• _TASK_
Find every line in the records that holds the string "noted". Copy each one.

• _INPUT FOR THIS TASK_
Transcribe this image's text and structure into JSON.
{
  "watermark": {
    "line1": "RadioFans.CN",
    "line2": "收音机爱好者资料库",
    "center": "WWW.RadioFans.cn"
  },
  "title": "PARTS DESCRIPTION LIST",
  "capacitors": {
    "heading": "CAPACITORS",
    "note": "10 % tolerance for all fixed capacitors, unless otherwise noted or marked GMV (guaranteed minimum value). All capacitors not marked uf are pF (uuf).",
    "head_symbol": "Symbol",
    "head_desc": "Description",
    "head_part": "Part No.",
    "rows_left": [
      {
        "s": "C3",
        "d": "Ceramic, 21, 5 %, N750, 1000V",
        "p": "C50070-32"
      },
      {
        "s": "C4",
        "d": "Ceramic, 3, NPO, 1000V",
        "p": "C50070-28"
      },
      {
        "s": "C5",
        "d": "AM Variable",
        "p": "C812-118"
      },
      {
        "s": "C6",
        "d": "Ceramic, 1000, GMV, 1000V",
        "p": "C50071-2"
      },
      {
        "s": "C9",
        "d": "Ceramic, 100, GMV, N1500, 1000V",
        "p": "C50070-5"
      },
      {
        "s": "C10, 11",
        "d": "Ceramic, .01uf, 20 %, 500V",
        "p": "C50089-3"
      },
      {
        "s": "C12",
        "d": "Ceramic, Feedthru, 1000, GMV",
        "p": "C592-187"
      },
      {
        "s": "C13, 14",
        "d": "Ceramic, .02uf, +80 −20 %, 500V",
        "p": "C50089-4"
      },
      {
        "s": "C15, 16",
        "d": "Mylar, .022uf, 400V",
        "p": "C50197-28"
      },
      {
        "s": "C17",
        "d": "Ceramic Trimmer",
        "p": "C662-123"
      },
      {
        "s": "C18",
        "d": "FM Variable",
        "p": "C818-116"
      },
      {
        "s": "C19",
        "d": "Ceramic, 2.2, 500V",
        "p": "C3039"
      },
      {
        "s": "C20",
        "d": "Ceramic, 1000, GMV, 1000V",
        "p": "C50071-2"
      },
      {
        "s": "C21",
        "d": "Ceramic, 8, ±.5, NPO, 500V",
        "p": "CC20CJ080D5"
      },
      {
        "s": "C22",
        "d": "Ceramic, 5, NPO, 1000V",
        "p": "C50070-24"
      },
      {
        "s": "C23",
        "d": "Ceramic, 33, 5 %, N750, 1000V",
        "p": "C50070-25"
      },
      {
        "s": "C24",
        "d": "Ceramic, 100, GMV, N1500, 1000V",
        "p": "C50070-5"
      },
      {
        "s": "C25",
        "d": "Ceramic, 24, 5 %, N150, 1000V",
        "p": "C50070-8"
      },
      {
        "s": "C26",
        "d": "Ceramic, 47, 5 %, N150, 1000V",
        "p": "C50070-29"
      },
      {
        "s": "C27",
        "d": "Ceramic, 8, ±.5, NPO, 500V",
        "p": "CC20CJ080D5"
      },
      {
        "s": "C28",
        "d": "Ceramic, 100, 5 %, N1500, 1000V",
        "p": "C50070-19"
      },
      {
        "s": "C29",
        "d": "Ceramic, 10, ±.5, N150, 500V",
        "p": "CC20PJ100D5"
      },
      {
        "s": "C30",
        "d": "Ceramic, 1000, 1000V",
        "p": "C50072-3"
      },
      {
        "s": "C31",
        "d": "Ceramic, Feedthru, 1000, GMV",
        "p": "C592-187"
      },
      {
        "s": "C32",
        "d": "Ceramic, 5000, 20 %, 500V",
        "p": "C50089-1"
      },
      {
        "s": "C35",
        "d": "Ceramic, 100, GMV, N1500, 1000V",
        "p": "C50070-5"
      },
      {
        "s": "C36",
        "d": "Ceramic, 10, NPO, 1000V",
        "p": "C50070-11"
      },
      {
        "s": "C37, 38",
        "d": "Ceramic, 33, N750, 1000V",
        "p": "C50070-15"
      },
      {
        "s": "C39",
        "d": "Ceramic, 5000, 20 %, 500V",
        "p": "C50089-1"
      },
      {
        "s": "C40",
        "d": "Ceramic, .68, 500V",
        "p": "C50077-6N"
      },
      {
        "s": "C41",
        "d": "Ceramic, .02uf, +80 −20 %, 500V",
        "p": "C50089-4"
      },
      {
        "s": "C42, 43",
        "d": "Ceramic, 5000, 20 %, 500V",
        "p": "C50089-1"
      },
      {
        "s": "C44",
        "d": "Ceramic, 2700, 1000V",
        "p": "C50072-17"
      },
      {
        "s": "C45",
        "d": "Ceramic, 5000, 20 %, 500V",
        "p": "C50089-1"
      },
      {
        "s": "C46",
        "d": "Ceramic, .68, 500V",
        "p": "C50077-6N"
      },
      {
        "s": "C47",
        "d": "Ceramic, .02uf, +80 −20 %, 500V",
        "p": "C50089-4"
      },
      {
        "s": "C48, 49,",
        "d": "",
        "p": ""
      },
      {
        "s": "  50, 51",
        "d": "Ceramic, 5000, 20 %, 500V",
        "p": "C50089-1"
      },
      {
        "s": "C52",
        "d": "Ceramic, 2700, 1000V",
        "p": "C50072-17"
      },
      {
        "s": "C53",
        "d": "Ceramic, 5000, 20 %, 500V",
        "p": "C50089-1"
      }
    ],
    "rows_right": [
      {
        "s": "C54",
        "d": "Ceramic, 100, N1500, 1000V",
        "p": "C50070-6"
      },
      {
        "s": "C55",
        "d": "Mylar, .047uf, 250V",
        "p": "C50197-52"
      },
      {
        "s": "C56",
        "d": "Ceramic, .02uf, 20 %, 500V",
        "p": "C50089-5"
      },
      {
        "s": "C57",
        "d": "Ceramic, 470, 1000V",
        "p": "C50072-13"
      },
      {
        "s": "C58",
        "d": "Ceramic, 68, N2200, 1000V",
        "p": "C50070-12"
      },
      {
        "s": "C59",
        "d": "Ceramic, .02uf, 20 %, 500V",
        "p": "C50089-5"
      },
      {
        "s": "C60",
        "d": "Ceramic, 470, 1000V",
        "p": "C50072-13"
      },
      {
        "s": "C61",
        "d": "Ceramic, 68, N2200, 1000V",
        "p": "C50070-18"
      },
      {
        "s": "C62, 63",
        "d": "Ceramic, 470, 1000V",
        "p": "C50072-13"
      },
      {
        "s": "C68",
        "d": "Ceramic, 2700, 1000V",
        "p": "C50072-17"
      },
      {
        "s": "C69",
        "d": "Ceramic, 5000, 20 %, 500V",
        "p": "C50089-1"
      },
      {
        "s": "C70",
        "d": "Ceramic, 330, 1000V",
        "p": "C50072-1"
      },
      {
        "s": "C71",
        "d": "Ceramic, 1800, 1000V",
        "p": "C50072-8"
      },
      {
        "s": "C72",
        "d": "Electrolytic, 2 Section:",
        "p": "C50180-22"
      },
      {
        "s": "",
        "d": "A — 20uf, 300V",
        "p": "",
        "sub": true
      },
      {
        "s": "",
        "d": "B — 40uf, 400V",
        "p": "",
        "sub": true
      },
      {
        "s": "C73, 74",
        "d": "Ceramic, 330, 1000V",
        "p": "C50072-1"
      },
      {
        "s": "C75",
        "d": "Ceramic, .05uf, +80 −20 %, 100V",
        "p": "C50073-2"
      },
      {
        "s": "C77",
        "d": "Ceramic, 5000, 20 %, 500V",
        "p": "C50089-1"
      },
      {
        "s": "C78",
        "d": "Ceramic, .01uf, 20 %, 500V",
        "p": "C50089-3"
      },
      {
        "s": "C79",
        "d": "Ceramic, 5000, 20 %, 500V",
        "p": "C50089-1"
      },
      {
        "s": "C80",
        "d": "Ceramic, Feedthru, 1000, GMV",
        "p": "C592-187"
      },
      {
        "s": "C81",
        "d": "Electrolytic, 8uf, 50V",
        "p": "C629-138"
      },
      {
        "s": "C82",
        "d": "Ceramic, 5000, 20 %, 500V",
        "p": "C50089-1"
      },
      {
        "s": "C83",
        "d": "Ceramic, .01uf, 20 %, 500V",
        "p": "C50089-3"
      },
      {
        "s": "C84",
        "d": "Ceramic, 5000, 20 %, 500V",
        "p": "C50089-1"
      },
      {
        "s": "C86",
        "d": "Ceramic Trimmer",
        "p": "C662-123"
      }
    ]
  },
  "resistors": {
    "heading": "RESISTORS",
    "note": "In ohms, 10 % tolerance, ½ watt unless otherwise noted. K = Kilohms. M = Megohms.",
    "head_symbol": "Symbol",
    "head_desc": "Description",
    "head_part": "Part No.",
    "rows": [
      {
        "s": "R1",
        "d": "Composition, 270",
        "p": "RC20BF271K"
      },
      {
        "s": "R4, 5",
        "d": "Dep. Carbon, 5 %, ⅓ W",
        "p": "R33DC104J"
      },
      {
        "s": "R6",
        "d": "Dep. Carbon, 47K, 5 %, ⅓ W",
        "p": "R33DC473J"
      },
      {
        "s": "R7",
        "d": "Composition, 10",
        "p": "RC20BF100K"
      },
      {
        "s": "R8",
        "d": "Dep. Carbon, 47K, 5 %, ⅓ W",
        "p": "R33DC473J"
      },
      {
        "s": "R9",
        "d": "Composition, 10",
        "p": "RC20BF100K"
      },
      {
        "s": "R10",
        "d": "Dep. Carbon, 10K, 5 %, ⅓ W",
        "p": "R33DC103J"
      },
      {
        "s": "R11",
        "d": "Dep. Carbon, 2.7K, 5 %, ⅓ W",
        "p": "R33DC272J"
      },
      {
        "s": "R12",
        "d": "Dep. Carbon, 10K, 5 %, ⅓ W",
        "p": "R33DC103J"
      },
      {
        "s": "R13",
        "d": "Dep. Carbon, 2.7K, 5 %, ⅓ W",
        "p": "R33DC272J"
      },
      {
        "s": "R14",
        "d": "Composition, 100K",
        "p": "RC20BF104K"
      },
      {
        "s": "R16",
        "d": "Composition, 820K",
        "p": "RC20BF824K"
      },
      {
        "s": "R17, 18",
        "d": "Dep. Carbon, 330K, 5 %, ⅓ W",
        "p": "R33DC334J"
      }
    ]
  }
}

• _WRITTEN ANSWER_
    "note": "10 % tolerance for all fixed capacitors, unless otherwise noted or marked GMV (guaranteed minimum value). All capacitors not marked uf are pF (uuf).",
    "note": "In ohms, 10 % tolerance, ½ watt unless otherwise noted. K = Kilohms. M = Megohms.",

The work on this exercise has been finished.